Extracts from a graphics dataset
--- BEGIN ---

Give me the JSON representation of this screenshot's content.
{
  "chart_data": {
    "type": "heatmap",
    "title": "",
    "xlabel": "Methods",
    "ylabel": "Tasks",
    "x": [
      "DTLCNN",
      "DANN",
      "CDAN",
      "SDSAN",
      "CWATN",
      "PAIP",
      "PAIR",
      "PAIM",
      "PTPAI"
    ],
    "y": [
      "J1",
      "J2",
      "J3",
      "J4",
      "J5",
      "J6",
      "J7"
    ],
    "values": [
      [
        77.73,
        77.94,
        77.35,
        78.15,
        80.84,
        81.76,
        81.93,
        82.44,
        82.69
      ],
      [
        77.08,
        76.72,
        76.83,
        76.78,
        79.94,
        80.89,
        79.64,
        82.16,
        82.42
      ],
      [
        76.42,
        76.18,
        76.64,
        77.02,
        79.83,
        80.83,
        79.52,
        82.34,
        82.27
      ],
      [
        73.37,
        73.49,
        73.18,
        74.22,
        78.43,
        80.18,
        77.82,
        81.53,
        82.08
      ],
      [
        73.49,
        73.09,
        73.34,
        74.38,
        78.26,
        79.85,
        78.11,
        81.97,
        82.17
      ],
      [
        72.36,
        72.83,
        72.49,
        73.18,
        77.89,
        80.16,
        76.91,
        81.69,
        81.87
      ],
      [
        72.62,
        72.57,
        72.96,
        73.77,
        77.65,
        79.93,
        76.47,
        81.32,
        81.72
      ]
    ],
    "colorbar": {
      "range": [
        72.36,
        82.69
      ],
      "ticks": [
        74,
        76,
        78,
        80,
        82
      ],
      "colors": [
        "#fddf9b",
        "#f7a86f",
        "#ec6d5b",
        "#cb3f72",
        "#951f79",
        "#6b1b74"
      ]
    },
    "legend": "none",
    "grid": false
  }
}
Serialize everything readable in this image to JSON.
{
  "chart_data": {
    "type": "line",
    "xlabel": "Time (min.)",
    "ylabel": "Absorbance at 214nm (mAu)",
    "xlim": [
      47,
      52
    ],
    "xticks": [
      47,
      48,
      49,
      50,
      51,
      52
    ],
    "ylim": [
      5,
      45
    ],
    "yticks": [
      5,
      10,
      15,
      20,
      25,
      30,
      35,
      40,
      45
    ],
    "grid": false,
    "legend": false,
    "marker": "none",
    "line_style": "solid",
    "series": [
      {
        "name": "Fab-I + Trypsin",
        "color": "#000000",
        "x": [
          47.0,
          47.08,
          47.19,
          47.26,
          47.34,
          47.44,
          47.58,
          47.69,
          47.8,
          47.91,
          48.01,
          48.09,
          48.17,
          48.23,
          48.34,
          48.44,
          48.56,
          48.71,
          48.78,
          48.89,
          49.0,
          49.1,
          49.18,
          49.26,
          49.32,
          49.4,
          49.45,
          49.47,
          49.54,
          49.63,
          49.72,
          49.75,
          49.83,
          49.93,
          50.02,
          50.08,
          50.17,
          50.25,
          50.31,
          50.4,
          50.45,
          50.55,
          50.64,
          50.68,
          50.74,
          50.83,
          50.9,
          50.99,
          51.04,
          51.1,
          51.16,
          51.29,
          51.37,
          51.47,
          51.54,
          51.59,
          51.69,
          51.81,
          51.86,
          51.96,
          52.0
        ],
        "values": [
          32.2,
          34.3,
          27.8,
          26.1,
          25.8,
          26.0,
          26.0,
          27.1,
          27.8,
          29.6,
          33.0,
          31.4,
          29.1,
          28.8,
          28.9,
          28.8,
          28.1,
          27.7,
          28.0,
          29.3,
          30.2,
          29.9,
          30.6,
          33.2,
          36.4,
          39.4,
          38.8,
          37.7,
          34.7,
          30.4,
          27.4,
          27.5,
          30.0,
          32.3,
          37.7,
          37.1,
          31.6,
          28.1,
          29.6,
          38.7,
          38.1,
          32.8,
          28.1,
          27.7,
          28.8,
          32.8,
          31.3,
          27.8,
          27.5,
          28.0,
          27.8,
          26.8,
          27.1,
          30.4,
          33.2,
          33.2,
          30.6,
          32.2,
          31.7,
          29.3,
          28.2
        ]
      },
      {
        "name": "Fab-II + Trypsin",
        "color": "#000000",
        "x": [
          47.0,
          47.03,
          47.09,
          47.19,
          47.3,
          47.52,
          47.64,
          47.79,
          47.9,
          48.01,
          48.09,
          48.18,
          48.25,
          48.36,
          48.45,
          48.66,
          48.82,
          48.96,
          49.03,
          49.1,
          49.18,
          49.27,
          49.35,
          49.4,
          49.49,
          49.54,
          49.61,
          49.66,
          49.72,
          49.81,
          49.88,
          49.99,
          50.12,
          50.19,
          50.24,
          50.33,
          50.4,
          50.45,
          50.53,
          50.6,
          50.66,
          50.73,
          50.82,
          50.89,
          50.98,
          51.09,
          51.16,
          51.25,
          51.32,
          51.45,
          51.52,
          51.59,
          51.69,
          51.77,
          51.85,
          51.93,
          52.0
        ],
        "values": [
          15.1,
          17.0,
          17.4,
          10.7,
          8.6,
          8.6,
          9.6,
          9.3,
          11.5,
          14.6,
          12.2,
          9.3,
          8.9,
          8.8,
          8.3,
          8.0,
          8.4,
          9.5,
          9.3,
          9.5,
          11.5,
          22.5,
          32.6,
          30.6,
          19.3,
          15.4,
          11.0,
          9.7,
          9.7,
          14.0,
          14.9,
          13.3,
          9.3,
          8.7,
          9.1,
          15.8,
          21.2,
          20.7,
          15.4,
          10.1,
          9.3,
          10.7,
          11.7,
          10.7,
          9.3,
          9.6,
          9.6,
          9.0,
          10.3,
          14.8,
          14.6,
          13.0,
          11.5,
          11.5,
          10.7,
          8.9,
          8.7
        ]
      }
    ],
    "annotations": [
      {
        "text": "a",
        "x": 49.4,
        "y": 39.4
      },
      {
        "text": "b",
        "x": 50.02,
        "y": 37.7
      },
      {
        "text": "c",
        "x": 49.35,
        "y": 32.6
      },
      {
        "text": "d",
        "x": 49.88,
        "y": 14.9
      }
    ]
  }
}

--- END ---

Output all of the material, please, exactly as it stands.

Give me the JSON representation of this screenshot's content.
{
  "chart_data": {
    "type": "heatmap",
    "title": "",
    "xlabel": "Methods",
    "ylabel": "Tasks",
    "x": [
      "DTLCNN",
      "DANN",
      "CDAN",
      "SDSAN",
      "CWATN",
      "PAIP",
      "PAIR",
      "PAIM",
      "PTPAI"
    ],
    "y": [
      "J1",
      "J2",
      "J3",
      "J4",
      "J5",
      "J6",
      "J7"
    ],
    "values": [
      [
        77.73,
        77.94,
        77.35,
        78.15,
        80.84,
        81.76,
        81.93,
        82.44,
        82.69
      ],
      [
        77.08,
        76.72,
        76.83,
        76.78,
        79.94,
        80.89,
        79.64,
        82.16,
        82.42
      ],
      [
        76.42,
        76.18,
        76.64,
        77.02,
        79.83,
        80.83,
        79.52,
        82.34,
        82.27
      ],
      [
        73.37,
        73.49,
        73.18,
        74.22,
        78.43,
        80.18,
        77.82,
        81.53,
        82.08
      ],
      [
        73.49,
        73.09,
        73.34,
        74.38,
        78.26,
        79.85,
        78.11,
        81.97,
        82.17
      ],
      [
        72.36,
        72.83,
        72.49,
        73.18,
        77.89,
        80.16,
        76.91,
        81.69,
        81.87
      ],
      [
        72.62,
        72.57,
        72.96,
        73.77,
        77.65,
        79.93,
        76.47,
        81.32,
        81.72
      ]
    ],
    "colorbar": {
      "range": [
        72.36,
        82.69
      ],
      "ticks": [
        74,
        76,
        78,
        80,
        82
      ],
      "colors": [
        "#fddf9b",
        "#f7a86f",
        "#ec6d5b",
        "#cb3f72",
        "#951f79",
        "#6b1b74"
      ]
    },
    "legend": "none",
    "grid": false
  }
}
Serialize everything readable in this image to JSON.
{
  "chart_data": {
    "type": "line",
    "xlabel": "Time (min.)",
    "ylabel": "Absorbance at 214nm (mAu)",
    "xlim": [
      47,
      52
    ],
    "xticks": [
      47,
      48,
      49,
      50,
      51,
      52
    ],
    "ylim": [
      5,
      45
    ],
    "yticks": [
      5,
      10,
      15,
      20,
      25,
      30,
      35,
      40,
      45
    ],
    "grid": false,
    "legend": false,
    "marker": "none",
    "line_style": "solid",
    "series": [
      {
        "name": "Fab-I + Trypsin",
        "color": "#000000",
        "x": [
          47.0,
          47.08,
          47.19,
          47.26,
          47.34,
          47.44,
          47.58,
          47.69,
          47.8,
          47.91,
          48.01,
          48.09,
          48.17,
          48.23,
          48.34,
          48.44,
          48.56,
          48.71,
          48.78,
          48.89,
          49.0,
          49.1,
          49.18,
          49.26,
          49.32,
          49.4,
          49.45,
          49.47,
          49.54,
          49.63,
          49.72,
          49.75,
          49.83,
          49.93,
          50.02,
          50.08,
          50.17,
          50.25,
          50.31,
          50.4,
          50.45,
          50.55,
          50.64,
          50.68,
          50.74,
          50.83,
          50.9,
          50.99,
          51.04,
          51.1,
          51.16,
          51.29,
          51.37,
          51.47,
          51.54,
          51.59,
          51.69,
          51.81,
          51.86,
          51.96,
          52.0
        ],
        "values": [
          32.2,
          34.3,
          27.8,
          26.1,
          25.8,
          26.0,
          26.0,
          27.1,
          27.8,
          29.6,
          33.0,
          31.4,
          29.1,
          28.8,
          28.9,
          28.8,
          28.1,
          27.7,
          28.0,
          29.3,
          30.2,
          29.9,
          30.6,
          33.2,
          36.4,
          39.4,
          38.8,
          37.7,
          34.7,
          30.4,
          27.4,
          27.5,
          30.0,
          32.3,
          37.7,
          37.1,
          31.6,
          28.1,
          29.6,
          38.7,
          38.1,
          32.8,
          28.1,
          27.7,
          28.8,
          32.8,
          31.3,
          27.8,
          27.5,
          28.0,
          27.8,
          26.8,
          27.1,
          30.4,
          33.2,
          33.2,
          30.6,
          32.2,
          31.7,
          29.3,
          28.2
        ]
      },
      {
        "name": "Fab-II + Trypsin",
        "color": "#000000",
        "x": [
          47.0,
          47.03,
          47.09,
          47.19,
          47.3,
          47.52,
          47.64,
          47.79,
          47.9,
          48.01,
          48.09,
          48.18,
          48.25,
          48.36,
          48.45,
          48.66,
          48.82,
          48.96,
          49.03,
          49.1,
          49.18,
          49.27,
          49.35,
          49.4,
          49.49,
          49.54,
          49.61,
          49.66,
          49.72,
          49.81,
          49.88,
          49.99,
          50.12,
          50.19,
          50.24,
          50.33,
          50.4,
          50.45,
          50.53,
          50.6,
          50.66,
          50.73,
          50.82,
          50.89,
          50.98,
          51.09,
          51.16,
          51.25,
          51.32,
          51.45,
          51.52,
          51.59,
          51.69,
          51.77,
          51.85,
          51.93,
          52.0
        ],
        "values": [
          15.1,
          17.0,
          17.4,
          10.7,
          8.6,
          8.6,
          9.6,
          9.3,
          11.5,
          14.6,
          12.2,
          9.3,
          8.9,
          8.8,
          8.3,
          8.0,
          8.4,
          9.5,
          9.3,
          9.5,
          11.5,
          22.5,
          32.6,
          30.6,
          19.3,
          15.4,
          11.0,
          9.7,
          9.7,
          14.0,
          14.9,
          13.3,
          9.3,
          8.7,
          9.1,
          15.8,
          21.2,
          20.7,
          15.4,
          10.1,
          9.3,
          10.7,
          11.7,
          10.7,
          9.3,
          9.6,
          9.6,
          9.0,
          10.3,
          14.8,
          14.6,
          13.0,
          11.5,
          11.5,
          10.7,
          8.9,
          8.7
        ]
      }
    ],
    "annotations": [
      {
        "text": "a",
        "x": 49.4,
        "y": 39.4
      },
      {
        "text": "b",
        "x": 50.02,
        "y": 37.7
      },
      {
        "text": "c",
        "x": 49.35,
        "y": 32.6
      },
      {
        "text": "d",
        "x": 49.88,
        "y": 14.9
      }
    ]
  }
}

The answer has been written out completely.